• Directions:
All lines holding the string "частного" are to be shown.

• Input:

◆ ◆ ◆ ◆ ◆ ◆ ◆

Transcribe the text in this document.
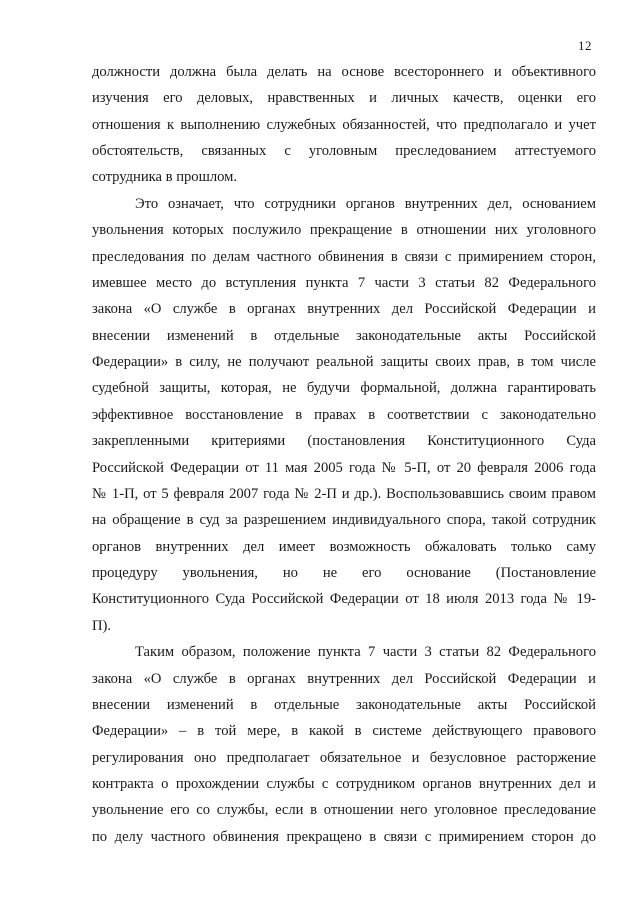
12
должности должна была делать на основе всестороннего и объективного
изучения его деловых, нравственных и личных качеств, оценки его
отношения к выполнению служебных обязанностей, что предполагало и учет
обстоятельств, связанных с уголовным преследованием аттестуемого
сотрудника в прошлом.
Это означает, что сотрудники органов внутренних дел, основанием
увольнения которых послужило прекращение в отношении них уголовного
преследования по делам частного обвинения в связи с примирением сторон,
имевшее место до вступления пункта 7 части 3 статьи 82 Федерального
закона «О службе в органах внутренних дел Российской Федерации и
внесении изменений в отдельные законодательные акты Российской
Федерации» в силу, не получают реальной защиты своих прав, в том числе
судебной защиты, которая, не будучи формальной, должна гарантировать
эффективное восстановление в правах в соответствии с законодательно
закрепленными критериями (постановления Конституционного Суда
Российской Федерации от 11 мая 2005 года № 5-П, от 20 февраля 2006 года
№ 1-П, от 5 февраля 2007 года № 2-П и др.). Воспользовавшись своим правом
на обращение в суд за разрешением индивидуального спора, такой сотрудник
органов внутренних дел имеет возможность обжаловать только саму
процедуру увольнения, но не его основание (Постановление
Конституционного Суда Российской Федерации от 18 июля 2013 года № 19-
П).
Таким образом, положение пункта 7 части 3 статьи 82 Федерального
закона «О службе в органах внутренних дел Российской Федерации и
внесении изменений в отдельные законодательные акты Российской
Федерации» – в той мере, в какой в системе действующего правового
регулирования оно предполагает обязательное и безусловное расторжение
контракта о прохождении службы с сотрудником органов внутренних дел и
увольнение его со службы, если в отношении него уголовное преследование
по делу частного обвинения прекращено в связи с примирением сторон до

◆ ◆ ◆ ◆ ◆ ◆ ◆

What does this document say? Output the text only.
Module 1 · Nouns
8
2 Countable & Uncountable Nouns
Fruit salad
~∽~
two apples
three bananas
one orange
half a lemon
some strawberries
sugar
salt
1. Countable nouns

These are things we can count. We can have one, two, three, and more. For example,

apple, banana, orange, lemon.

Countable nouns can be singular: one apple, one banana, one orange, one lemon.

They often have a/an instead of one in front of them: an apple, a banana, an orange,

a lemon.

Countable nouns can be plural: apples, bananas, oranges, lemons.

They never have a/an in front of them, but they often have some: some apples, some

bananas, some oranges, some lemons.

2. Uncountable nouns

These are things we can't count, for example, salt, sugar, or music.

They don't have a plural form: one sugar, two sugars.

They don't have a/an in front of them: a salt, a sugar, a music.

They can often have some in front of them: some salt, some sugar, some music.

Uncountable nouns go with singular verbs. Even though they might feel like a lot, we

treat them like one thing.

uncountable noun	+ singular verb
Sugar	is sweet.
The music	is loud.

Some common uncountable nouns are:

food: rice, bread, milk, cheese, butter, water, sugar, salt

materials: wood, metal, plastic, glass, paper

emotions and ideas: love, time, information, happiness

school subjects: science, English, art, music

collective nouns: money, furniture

◆ ◆ ◆ ◆ ◆ ◆ ◆

• Problem solution:
преследования по делам частного обвинения в связи с примирением сторон,
по делу частного обвинения прекращено в связи с примирением сторон до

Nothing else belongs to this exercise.